Determine the number of lines containing the word "value". Reply with it and nothing else.
BEGIN Records to process
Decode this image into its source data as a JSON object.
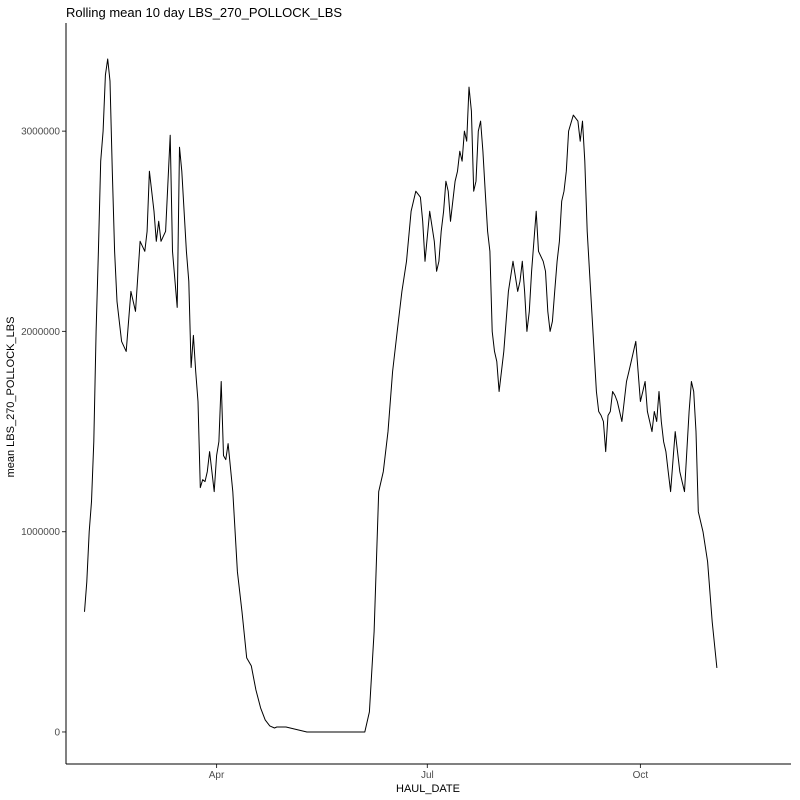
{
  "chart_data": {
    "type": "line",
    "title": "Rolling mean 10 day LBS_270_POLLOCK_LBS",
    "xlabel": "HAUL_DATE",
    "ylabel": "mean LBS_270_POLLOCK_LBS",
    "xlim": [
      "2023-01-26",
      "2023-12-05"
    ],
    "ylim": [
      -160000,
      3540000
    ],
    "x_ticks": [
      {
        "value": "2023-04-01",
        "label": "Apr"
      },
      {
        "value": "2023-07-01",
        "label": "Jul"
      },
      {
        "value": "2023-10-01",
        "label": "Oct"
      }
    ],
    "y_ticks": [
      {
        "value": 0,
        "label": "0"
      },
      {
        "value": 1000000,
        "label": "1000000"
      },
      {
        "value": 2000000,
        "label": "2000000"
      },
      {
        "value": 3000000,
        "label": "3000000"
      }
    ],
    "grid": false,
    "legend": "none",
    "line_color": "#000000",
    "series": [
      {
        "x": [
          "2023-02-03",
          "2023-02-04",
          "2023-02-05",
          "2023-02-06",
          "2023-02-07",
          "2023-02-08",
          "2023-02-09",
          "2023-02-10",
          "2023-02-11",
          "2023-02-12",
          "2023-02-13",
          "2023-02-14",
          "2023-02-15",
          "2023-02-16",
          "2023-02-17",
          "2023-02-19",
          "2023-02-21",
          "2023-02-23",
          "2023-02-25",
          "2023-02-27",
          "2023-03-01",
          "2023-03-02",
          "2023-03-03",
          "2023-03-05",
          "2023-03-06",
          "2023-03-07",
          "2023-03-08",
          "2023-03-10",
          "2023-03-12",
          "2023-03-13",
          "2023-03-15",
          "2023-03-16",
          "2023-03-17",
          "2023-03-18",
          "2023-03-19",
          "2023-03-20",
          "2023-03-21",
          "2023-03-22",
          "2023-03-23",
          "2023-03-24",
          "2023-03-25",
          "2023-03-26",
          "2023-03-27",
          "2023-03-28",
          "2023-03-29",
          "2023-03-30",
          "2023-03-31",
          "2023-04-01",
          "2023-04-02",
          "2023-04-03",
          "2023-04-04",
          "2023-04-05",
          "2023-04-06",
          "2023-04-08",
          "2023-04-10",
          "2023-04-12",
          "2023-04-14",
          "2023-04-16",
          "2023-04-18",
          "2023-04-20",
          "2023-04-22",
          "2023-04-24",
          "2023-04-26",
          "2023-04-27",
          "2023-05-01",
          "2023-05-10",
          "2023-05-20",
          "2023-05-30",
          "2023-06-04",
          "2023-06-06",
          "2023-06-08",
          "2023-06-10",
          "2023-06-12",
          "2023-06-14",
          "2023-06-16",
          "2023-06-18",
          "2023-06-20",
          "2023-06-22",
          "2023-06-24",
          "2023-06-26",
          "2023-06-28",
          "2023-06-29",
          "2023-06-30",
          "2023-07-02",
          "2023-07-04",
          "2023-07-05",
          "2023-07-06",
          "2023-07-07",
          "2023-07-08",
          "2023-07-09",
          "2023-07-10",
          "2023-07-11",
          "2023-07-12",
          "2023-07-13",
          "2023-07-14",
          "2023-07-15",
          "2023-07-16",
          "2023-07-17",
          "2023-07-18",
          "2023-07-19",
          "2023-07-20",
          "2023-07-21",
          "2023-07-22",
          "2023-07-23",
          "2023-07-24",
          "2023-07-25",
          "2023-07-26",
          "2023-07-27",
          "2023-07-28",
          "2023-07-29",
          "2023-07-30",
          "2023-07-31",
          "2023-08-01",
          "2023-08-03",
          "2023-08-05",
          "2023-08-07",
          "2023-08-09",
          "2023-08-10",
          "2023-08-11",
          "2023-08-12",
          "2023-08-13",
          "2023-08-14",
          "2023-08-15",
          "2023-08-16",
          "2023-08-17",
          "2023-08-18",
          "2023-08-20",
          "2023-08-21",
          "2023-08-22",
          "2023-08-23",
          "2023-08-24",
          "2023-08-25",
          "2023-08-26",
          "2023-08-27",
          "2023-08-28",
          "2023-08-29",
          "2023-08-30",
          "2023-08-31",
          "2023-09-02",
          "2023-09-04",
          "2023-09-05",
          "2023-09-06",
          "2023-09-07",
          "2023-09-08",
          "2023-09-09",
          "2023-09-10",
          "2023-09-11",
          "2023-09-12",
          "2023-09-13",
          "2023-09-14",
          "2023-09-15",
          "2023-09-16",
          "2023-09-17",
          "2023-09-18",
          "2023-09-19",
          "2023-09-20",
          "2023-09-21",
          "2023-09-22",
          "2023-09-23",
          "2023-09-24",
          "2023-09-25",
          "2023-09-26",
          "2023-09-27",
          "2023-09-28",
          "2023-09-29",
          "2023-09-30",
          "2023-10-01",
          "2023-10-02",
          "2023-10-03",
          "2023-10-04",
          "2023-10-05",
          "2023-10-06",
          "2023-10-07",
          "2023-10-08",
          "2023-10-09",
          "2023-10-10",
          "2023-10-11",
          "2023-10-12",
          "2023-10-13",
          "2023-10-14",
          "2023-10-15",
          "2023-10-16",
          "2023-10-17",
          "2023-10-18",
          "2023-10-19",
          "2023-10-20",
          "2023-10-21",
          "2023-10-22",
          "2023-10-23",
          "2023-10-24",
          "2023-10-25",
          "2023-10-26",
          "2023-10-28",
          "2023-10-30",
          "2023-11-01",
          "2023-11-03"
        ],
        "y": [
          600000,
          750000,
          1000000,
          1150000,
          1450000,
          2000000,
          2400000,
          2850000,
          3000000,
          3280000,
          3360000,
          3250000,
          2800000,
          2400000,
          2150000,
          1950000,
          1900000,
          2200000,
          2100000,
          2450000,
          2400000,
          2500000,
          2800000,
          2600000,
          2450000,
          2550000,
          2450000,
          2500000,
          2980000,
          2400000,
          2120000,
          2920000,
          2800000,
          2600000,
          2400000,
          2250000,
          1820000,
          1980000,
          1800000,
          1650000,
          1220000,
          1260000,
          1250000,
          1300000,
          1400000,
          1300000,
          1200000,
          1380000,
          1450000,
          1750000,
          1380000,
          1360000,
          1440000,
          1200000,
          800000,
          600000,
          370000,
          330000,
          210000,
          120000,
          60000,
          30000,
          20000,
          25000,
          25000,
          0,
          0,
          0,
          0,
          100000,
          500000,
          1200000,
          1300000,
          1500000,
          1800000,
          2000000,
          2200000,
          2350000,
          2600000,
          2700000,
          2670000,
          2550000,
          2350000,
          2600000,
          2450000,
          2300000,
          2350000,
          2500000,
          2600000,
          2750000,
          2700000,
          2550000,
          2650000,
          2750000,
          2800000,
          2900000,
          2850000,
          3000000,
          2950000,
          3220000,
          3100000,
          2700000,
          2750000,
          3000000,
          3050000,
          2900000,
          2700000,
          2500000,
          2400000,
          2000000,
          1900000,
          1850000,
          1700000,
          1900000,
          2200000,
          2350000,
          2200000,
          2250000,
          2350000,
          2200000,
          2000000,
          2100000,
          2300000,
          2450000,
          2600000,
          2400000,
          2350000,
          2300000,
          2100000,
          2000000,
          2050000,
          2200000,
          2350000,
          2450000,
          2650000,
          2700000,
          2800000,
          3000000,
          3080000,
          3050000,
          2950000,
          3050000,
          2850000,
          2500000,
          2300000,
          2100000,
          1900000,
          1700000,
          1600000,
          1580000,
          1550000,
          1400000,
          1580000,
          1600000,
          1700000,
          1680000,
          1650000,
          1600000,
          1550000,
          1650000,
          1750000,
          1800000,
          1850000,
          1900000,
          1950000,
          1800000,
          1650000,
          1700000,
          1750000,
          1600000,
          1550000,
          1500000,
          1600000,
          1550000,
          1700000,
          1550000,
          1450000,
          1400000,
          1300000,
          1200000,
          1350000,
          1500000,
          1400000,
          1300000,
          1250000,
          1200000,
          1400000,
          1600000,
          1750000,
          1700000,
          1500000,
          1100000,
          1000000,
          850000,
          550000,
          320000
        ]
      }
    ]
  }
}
END Records to process
## Completed task
7